Document segment:
_ _ _ _
Christmas Eve Sermon 2002 The Message of the Angels St.
Luke 2:8-11 Now
there were in the same country shepherds living out in the fields,
keeping watch over their flock by night.
And behold, an angel of the Lord stood before them, and the glory
of the Lord shone around them, and they were greatly afraid.
Then the angel said to them, “Do not be afraid, for behold, I
bring you good tidings of great joy which will be to all people.
For unto you is born this day in the city of David as Savior, who
is Christ the Lord.” We live at a
time when the holy mysteries of God have been reduced to myths. It is a time of deep unbelief.
The insincere and obsequious words – “And there’s nothing
wrong with that!” – from Jerry Seinfeld’s hugely popular
television situation comedy summarize quite well the spirit of our day.
There’s nothing wrong with that.
Or that. Or anything
else, for that matter. And
since there’s nothing wrong with that, there’s nothing right with
this. Wrong and right change with our own minds.
If God exists he certainly has nothing to say that we need to
know. But this is the
mythical world. The world
of the Bible is the real world. The
word of God describes the world that God made.
It also describes how the world went wrong and how God made it
right again. The unreal
world is the world that we create.
Fallen sinners create a false world in which the glory, majesty,
holiness, and justice of God are a thing of the past.
_ _ _ _
Collected material:
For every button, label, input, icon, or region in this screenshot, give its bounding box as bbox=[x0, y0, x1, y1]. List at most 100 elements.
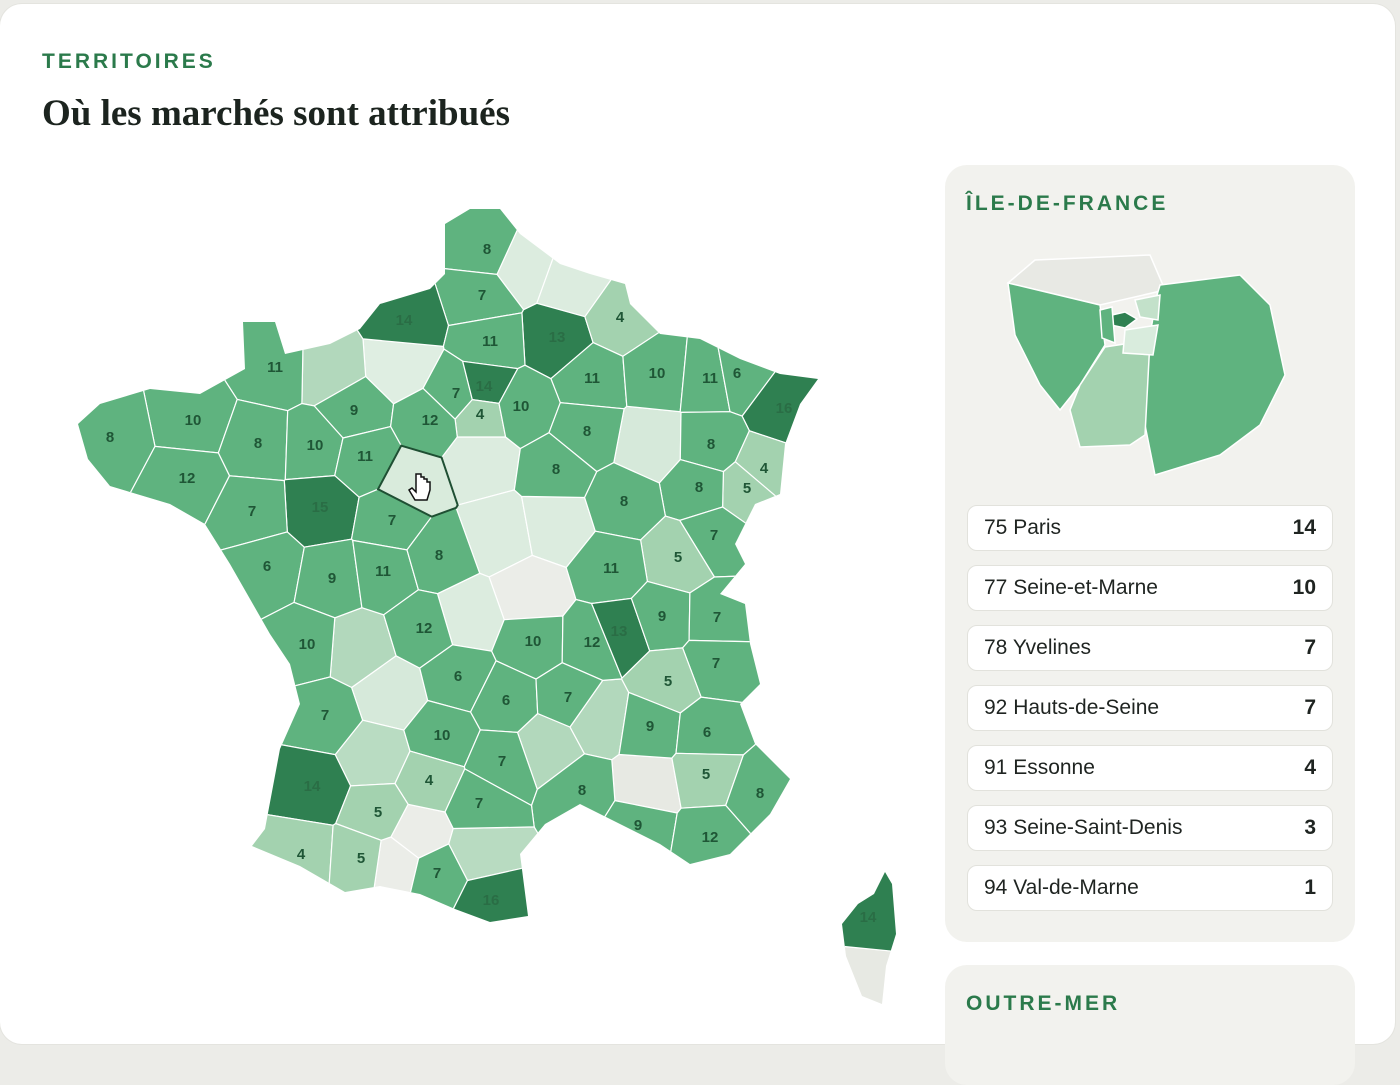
_ _ _ _
Set problem:
In the Christmas Eve sermon, whose television situation comedy is the source of the words "And there's nothing wrong with that!"?

Reply to the task:
Jerry Seinfeld's.